**Set problem:**
Pull out every line below containing the word "values".

[Records that describe figures]
********
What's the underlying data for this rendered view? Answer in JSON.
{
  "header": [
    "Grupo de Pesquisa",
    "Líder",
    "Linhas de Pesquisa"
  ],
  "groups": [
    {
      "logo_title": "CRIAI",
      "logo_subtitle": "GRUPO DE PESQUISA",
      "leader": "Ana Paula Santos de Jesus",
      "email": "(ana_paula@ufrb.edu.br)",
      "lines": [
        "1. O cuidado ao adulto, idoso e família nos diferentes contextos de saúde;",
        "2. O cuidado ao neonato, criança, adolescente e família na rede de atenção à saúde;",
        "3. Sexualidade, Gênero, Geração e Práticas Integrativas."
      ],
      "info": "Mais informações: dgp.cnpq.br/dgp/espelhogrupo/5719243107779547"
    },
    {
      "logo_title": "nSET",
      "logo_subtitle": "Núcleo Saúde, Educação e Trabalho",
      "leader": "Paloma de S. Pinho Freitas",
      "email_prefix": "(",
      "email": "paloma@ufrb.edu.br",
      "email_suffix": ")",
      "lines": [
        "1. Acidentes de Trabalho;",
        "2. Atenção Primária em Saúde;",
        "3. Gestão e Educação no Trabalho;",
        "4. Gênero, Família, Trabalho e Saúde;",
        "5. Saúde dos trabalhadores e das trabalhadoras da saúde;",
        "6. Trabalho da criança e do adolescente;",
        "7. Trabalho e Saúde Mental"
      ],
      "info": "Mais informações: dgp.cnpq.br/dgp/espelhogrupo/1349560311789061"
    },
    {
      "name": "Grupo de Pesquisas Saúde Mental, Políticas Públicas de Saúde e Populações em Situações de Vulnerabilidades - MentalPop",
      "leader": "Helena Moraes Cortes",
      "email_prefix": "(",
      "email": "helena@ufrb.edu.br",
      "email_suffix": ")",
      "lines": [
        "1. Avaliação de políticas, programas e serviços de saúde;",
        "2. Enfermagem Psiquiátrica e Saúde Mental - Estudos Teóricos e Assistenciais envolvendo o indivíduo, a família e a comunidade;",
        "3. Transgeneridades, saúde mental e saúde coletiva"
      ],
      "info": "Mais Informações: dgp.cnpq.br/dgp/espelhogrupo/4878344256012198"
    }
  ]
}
********
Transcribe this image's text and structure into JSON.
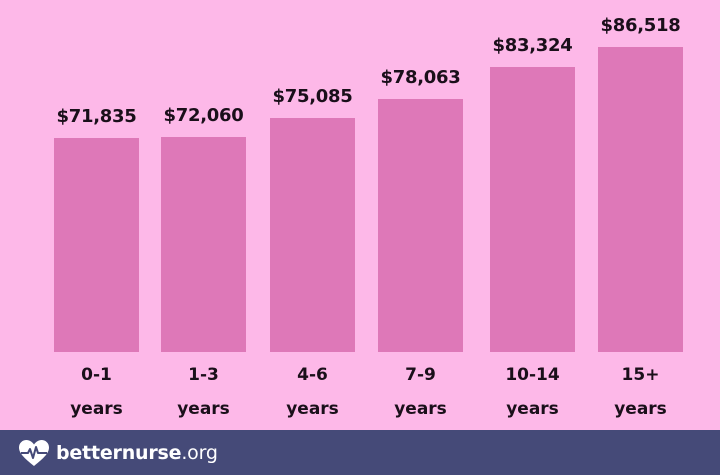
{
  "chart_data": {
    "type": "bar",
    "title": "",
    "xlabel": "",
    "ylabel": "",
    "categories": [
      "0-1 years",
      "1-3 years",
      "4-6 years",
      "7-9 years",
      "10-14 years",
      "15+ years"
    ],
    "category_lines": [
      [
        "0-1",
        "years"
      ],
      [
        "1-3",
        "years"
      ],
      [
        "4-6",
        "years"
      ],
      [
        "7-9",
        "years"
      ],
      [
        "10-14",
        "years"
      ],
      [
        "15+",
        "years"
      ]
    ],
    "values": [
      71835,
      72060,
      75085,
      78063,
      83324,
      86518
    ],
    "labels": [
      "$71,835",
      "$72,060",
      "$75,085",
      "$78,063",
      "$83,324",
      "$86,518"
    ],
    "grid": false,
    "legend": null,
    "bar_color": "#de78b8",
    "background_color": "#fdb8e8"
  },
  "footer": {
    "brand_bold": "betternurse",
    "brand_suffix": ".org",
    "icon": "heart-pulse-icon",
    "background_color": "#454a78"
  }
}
********
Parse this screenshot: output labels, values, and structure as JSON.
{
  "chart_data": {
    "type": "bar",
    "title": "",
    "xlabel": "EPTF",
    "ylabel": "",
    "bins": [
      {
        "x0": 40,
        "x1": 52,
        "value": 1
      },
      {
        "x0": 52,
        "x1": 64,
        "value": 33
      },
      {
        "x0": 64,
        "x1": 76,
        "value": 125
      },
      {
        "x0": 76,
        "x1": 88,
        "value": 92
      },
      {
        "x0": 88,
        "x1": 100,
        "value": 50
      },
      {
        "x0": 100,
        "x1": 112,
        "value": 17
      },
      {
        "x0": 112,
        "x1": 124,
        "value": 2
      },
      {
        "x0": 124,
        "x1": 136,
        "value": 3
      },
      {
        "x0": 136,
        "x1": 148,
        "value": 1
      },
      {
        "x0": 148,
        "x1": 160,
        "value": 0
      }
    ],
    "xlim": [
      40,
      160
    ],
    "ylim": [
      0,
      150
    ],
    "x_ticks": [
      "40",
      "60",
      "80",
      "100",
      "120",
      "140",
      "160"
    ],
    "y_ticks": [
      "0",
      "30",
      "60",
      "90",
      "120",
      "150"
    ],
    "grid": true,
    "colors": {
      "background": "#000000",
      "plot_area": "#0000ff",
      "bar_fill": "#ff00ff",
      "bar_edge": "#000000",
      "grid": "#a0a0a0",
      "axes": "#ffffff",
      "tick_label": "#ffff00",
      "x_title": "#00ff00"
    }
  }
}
********
**Written response:**
    "values": [
Parse this screenshot: output labels, values, and structure as JSON.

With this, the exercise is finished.